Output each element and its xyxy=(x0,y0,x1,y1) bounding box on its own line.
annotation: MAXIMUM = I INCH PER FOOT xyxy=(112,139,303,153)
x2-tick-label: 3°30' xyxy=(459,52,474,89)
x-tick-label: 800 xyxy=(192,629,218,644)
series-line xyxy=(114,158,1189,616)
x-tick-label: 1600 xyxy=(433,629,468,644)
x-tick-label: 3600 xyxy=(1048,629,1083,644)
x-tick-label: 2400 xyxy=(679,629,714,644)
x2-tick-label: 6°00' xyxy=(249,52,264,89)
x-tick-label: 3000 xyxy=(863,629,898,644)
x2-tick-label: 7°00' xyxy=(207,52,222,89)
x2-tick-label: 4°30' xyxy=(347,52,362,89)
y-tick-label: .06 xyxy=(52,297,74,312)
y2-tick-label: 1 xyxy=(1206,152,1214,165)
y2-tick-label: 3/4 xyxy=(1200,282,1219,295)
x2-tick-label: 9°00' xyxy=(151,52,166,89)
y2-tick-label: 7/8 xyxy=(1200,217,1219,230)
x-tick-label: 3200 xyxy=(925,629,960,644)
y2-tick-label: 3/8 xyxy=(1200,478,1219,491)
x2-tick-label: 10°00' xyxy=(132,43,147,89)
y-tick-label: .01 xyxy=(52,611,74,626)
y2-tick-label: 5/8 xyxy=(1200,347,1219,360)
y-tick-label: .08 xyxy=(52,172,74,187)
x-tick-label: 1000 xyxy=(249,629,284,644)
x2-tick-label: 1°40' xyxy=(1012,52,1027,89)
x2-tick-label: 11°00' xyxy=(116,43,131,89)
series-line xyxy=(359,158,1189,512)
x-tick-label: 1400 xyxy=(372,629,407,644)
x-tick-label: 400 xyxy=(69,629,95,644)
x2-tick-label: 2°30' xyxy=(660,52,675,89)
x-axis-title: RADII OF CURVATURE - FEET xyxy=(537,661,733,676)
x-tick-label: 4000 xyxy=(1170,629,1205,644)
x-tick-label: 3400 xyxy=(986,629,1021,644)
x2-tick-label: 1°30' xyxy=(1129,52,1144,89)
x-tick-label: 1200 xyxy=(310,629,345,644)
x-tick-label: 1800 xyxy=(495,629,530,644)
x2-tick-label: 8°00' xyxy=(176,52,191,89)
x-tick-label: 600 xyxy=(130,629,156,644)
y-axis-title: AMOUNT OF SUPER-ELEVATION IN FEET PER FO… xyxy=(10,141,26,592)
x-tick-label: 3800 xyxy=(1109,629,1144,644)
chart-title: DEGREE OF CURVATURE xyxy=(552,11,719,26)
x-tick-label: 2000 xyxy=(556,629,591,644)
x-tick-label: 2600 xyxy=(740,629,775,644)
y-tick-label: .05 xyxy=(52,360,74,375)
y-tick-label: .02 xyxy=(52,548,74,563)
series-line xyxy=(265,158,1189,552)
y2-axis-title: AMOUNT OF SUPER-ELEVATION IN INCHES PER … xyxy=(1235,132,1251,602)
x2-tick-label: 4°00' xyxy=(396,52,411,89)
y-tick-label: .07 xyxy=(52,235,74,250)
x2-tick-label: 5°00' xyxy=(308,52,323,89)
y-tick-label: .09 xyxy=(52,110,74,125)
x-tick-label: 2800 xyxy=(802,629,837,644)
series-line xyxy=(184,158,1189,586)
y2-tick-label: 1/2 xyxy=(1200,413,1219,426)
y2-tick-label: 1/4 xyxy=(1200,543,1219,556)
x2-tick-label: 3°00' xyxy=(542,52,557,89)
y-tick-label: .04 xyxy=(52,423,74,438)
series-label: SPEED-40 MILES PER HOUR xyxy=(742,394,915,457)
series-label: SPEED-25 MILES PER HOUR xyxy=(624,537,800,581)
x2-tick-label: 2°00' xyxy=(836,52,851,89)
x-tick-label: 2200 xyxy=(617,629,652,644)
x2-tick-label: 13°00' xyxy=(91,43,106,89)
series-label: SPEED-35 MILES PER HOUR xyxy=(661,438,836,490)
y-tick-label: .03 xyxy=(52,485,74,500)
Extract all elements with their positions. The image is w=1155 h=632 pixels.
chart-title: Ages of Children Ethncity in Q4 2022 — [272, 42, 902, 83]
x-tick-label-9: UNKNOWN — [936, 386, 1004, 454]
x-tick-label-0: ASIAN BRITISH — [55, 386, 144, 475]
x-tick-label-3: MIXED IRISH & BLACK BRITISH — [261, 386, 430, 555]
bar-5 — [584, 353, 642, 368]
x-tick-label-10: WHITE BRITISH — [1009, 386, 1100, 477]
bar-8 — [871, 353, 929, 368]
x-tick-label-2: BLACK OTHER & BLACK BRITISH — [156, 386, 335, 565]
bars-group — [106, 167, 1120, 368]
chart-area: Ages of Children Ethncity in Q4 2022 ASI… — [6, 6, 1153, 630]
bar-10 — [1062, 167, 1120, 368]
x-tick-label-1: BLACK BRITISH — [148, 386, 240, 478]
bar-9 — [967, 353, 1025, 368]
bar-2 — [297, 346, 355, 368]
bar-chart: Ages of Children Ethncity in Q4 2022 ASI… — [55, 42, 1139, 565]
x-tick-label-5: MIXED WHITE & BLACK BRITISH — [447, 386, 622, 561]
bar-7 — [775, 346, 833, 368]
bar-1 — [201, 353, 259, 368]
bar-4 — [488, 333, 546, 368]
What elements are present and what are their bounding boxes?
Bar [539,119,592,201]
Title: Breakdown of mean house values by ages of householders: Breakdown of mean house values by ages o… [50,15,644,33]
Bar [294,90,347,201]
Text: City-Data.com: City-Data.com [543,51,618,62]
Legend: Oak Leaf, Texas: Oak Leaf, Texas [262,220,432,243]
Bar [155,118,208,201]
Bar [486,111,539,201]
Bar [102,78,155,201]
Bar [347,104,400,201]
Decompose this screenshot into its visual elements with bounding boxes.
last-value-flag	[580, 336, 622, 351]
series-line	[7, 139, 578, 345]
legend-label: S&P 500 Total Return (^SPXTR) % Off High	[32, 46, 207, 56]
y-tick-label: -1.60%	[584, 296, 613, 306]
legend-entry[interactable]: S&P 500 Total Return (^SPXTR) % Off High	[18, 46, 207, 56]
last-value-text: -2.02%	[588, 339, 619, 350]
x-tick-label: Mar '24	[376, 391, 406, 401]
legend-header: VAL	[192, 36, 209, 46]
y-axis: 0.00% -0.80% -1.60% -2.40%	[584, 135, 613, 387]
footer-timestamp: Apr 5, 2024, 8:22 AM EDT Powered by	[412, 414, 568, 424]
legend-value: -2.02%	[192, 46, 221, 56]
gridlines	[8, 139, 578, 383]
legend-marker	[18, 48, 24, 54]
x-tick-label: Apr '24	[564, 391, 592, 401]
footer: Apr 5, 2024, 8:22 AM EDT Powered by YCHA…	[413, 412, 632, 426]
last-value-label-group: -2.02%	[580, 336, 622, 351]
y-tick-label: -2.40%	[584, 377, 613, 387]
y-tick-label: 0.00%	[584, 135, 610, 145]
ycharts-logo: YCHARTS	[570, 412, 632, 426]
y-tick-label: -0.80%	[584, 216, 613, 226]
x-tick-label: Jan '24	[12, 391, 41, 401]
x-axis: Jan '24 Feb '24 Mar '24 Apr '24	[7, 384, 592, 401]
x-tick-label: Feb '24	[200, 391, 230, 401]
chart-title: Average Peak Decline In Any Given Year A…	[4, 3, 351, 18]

# # # #

YOUR OBJECTIVE :: Reproduce the listing unchanged, from its first line through the line containing "x-tick-label: 1600 xyxy=(433,629,468,644)", with both of those lines included.

SOLUTION TO THE PROBLEM ::
Output each element and its xyxy=(x0,y0,x1,y1) bounding box on its own line.
annotation: MAXIMUM = I INCH PER FOOT xyxy=(112,139,303,153)
x2-tick-label: 3°30' xyxy=(459,52,474,89)
x-tick-label: 800 xyxy=(192,629,218,644)
series-line xyxy=(114,158,1189,616)
x-tick-label: 1600 xyxy=(433,629,468,644)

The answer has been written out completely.